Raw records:
__________________________________________________

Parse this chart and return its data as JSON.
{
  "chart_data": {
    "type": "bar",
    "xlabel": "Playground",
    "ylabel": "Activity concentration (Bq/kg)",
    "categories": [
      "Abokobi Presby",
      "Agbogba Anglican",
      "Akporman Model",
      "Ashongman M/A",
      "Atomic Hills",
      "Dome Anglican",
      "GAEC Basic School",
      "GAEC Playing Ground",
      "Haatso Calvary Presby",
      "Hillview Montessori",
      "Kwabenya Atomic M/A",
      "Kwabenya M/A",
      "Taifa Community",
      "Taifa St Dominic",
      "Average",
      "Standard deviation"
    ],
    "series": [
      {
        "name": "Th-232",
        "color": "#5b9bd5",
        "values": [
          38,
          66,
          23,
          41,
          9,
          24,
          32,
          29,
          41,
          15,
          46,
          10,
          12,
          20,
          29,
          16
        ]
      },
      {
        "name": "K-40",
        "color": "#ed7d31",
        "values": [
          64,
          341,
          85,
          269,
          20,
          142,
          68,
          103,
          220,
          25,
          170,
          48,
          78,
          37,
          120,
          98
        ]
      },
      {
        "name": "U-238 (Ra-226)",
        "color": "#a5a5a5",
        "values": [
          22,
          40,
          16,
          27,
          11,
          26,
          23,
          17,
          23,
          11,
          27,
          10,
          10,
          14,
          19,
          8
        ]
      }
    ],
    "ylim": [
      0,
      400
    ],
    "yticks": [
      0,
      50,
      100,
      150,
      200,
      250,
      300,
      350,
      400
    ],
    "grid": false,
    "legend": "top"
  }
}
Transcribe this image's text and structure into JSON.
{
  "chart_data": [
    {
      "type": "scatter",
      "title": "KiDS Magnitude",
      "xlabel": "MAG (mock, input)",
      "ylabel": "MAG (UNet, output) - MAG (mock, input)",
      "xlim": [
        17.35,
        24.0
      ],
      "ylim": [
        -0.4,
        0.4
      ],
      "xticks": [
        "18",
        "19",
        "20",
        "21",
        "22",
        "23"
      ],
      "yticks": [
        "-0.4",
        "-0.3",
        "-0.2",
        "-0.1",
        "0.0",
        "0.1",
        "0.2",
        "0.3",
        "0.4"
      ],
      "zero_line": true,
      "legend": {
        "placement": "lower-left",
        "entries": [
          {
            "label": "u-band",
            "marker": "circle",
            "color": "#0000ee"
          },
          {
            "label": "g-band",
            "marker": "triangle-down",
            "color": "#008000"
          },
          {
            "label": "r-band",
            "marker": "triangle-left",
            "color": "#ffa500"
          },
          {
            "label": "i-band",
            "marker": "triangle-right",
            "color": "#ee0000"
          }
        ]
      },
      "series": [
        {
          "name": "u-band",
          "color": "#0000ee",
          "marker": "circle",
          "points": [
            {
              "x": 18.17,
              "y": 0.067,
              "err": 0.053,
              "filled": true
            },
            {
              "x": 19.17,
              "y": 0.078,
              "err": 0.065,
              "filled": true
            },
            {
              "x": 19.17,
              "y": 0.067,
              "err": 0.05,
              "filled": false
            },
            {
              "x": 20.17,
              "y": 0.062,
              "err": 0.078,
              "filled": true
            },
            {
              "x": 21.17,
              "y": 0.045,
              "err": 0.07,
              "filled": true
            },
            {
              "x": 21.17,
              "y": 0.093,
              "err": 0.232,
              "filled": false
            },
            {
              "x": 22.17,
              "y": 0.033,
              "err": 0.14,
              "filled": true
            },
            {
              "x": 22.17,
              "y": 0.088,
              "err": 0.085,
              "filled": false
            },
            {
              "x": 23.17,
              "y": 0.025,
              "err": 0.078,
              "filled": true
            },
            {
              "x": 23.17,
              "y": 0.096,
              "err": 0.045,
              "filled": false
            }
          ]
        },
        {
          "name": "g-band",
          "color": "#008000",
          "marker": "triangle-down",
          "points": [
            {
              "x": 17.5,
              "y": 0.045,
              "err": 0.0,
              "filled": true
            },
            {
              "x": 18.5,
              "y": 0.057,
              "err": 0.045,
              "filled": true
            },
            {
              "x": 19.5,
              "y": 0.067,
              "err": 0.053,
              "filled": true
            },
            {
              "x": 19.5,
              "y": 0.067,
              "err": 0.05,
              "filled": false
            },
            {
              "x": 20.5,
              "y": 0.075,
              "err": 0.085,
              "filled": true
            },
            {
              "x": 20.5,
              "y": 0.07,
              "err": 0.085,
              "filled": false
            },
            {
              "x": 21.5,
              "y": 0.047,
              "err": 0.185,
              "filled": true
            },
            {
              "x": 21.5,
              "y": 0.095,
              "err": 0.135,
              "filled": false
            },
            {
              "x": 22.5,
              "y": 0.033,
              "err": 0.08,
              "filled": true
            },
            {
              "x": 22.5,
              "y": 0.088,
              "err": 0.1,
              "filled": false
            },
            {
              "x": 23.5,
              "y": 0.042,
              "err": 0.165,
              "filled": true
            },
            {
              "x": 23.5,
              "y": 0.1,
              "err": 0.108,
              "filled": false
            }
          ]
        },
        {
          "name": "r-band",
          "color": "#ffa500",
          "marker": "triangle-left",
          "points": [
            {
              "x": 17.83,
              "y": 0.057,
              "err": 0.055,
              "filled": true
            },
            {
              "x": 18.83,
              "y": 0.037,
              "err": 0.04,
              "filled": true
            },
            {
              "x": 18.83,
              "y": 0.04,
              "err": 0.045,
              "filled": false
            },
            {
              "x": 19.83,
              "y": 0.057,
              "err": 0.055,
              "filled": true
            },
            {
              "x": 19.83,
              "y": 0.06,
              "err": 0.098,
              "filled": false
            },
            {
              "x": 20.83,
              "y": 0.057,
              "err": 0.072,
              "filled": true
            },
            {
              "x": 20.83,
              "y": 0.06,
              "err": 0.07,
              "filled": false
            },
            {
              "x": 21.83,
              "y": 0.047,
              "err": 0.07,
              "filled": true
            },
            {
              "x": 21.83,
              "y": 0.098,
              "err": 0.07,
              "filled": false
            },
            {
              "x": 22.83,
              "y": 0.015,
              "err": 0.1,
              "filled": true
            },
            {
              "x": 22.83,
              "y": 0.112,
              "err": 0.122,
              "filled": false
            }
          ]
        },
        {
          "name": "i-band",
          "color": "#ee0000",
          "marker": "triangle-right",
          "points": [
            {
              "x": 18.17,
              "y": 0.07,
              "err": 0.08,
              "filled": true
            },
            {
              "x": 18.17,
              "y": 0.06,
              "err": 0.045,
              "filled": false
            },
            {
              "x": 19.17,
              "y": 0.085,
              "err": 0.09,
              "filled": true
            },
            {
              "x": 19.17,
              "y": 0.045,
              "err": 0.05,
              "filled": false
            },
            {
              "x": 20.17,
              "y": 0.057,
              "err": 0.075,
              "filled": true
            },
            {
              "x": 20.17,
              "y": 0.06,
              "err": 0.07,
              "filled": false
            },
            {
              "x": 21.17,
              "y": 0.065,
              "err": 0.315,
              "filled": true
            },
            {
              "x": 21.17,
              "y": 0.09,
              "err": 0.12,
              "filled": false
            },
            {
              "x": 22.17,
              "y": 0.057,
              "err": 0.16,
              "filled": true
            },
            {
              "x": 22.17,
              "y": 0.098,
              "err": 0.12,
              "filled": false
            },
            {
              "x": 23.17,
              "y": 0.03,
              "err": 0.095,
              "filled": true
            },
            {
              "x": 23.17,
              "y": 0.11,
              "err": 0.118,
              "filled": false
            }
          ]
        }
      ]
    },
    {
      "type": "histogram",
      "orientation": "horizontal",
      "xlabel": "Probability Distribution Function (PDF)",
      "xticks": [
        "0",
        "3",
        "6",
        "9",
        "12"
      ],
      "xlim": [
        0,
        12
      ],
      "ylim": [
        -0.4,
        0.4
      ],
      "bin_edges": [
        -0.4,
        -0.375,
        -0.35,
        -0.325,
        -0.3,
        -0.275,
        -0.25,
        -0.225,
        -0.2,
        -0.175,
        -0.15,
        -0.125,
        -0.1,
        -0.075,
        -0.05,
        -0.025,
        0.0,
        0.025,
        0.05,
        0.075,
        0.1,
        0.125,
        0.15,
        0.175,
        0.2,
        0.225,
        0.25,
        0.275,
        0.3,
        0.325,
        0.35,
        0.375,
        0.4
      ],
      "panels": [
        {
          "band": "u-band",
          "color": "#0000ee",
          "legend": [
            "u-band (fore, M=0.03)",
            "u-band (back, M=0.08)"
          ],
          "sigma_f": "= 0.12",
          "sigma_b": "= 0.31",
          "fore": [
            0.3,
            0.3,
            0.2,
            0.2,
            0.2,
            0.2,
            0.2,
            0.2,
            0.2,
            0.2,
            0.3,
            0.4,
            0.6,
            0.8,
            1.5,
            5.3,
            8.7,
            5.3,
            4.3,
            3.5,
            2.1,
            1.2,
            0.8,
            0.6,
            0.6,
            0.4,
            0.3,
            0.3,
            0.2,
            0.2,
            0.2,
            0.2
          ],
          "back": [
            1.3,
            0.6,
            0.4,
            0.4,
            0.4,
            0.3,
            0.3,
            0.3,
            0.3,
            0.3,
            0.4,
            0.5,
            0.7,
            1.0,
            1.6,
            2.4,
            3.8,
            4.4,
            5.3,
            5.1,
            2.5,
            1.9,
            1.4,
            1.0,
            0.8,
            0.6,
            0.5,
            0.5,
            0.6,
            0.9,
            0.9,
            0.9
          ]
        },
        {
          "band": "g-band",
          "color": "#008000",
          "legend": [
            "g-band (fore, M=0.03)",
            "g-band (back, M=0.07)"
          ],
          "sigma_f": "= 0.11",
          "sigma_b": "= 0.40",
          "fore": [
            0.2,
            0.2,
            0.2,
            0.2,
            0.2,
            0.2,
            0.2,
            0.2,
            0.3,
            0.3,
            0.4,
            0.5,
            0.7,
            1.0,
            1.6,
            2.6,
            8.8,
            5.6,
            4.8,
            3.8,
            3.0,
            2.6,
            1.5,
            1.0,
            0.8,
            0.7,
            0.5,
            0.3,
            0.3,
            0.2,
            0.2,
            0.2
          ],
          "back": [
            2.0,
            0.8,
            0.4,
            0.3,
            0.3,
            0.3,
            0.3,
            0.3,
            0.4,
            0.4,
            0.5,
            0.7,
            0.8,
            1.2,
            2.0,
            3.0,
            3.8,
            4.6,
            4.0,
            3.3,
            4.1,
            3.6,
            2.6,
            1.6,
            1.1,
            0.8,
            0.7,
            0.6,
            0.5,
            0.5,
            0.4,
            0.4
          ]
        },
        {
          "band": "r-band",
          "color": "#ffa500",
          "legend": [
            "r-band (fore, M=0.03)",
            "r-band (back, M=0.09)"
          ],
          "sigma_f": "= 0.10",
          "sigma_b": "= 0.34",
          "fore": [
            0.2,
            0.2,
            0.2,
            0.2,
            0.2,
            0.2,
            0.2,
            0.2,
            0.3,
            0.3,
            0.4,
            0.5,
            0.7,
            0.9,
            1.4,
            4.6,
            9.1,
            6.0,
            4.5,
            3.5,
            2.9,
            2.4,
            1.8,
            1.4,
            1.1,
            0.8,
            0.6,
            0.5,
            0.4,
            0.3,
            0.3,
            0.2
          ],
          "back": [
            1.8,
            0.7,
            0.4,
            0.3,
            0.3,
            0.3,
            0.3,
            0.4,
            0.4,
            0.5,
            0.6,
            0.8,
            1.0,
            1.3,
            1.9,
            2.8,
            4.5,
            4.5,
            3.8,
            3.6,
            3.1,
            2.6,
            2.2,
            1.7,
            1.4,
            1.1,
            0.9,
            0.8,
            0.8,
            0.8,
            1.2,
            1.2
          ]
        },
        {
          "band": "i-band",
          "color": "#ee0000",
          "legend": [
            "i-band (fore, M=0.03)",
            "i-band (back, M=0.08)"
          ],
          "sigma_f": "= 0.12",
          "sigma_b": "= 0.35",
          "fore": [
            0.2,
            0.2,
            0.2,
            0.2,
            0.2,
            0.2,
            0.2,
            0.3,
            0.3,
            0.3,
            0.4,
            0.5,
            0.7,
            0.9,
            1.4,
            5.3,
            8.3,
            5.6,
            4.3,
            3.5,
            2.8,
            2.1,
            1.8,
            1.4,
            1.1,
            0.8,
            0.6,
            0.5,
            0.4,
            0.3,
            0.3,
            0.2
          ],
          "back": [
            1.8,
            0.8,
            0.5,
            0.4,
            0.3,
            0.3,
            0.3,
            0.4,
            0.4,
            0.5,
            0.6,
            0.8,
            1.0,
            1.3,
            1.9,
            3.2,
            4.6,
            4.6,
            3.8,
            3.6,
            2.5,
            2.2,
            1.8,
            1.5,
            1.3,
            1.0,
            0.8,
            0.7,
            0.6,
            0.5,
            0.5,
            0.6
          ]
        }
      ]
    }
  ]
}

__________________________________________________

WORK INSTRUCTIONS:
State, as a bare number, how many lines of the listing hold the word "triangle".

RESULT OF THIS EXERCISE:
6